►

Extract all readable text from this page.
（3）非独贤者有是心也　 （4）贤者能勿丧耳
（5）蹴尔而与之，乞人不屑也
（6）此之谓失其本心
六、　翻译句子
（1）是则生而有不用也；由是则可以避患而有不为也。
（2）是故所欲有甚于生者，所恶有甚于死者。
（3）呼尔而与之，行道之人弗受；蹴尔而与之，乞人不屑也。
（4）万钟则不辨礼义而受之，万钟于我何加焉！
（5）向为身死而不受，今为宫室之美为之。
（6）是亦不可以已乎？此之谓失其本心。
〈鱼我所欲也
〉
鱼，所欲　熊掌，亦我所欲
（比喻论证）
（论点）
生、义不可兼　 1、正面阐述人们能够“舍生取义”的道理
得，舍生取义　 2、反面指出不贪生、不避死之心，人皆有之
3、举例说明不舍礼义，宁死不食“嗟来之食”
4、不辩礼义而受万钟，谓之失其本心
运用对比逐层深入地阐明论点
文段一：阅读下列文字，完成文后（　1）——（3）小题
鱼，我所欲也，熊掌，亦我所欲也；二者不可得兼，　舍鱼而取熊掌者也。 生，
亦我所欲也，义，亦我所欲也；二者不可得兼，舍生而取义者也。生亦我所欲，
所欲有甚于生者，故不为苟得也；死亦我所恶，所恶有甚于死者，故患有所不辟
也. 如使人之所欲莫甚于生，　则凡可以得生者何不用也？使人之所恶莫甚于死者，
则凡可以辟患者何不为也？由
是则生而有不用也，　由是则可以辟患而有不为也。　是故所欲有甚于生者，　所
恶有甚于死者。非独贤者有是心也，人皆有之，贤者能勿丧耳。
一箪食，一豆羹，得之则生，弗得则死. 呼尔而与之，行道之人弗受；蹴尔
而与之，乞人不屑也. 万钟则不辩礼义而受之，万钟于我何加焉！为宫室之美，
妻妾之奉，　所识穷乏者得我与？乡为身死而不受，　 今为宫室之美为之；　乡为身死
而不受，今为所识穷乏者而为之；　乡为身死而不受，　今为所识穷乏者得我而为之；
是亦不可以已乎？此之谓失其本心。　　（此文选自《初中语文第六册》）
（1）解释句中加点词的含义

◄

- [The exercise] Copy out each record from above, exactly.

- [Task output]
Extract all readable text from this page.
（3）非独贤者有是心也　 （4）贤者能勿丧耳
（5）蹴尔而与之，乞人不屑也
（6）此之谓失其本心
六、　翻译句子
（1）是则生而有不用也；由是则可以避患而有不为也。
（2）是故所欲有甚于生者，所恶有甚于死者。
（3）呼尔而与之，行道之人弗受；蹴尔而与之，乞人不屑也。
（4）万钟则不辨礼义而受之，万钟于我何加焉！
（5）向为身死而不受，今为宫室之美为之。
（6）是亦不可以已乎？此之谓失其本心。
〈鱼我所欲也
〉
鱼，所欲　熊掌，亦我所欲
（比喻论证）
（论点）
生、义不可兼　 1、正面阐述人们能够“舍生取义”的道理
得，舍生取义　 2、反面指出不贪生、不避死之心，人皆有之
3、举例说明不舍礼义，宁死不食“嗟来之食”
4、不辩礼义而受万钟，谓之失其本心
运用对比逐层深入地阐明论点
文段一：阅读下列文字，完成文后（　1）——（3）小题
鱼，我所欲也，熊掌，亦我所欲也；二者不可得兼，　舍鱼而取熊掌者也。 生，
亦我所欲也，义，亦我所欲也；二者不可得兼，舍生而取义者也。生亦我所欲，
所欲有甚于生者，故不为苟得也；死亦我所恶，所恶有甚于死者，故患有所不辟
也. 如使人之所欲莫甚于生，　则凡可以得生者何不用也？使人之所恶莫甚于死者，
则凡可以辟患者何不为也？由
是则生而有不用也，　由是则可以辟患而有不为也。　是故所欲有甚于生者，　所
恶有甚于死者。非独贤者有是心也，人皆有之，贤者能勿丧耳。
一箪食，一豆羹，得之则生，弗得则死. 呼尔而与之，行道之人弗受；蹴尔
而与之，乞人不屑也. 万钟则不辩礼义而受之，万钟于我何加焉！为宫室之美，
妻妾之奉，　所识穷乏者得我与？乡为身死而不受，　 今为宫室之美为之；　乡为身死
而不受，今为所识穷乏者而为之；　乡为身死而不受，　今为所识穷乏者得我而为之；
是亦不可以已乎？此之谓失其本心。　　（此文选自《初中语文第六册》）
（1）解释句中加点词的含义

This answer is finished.